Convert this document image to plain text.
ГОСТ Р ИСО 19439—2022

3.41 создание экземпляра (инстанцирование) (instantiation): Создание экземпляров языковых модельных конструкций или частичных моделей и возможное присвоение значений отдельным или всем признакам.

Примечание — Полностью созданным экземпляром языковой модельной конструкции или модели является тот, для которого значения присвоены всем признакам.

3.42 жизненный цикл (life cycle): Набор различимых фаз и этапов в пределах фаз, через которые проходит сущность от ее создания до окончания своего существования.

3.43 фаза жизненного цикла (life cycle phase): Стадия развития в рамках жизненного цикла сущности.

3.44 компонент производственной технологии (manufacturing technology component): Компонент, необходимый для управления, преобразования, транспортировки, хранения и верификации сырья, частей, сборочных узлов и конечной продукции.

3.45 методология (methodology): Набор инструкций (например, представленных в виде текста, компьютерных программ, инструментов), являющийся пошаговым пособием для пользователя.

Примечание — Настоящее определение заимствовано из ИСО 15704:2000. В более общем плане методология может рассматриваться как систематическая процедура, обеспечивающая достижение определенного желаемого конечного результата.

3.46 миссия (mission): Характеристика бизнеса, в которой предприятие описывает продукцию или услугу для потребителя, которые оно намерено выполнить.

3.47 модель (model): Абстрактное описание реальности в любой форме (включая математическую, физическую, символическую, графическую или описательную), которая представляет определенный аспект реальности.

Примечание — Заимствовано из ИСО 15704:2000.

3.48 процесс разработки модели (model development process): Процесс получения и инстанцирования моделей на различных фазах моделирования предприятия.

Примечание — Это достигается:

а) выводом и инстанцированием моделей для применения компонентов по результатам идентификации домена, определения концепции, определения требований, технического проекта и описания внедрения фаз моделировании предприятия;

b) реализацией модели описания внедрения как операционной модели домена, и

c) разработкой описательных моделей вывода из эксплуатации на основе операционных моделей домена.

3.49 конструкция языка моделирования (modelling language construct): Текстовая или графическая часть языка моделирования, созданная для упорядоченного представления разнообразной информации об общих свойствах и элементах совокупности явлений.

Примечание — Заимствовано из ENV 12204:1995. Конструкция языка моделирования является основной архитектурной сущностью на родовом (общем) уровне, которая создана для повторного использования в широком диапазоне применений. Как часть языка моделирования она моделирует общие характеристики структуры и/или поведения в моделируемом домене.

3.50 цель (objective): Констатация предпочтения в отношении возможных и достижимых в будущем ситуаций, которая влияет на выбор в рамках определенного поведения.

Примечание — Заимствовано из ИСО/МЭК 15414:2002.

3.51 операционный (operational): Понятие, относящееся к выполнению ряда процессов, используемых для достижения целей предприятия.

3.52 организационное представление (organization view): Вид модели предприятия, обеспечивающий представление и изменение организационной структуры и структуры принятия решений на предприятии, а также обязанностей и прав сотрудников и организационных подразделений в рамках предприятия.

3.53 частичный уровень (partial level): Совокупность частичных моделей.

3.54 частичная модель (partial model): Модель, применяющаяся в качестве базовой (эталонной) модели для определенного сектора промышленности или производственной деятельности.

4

= = = =

*AIM*.
Go through the listing above and locate each line that holds the word "языка". Copy those lines.

*RESPONSE FOR THIS EXERCISE*.
3.49 конструкция языка моделирования (modelling language construct): Текстовая или графическая часть языка моделирования, созданная для упорядоченного представления разнообразной информации об общих свойствах и элементах совокупности явлений.
Примечание — Заимствовано из ENV 12204:1995. Конструкция языка моделирования является основной архитектурной сущностью на родовом (общем) уровне, которая создана для повторного использования в широком диапазоне применений. Как часть языка моделирования она моделирует общие характеристики структуры и/или поведения в моделируемом домене.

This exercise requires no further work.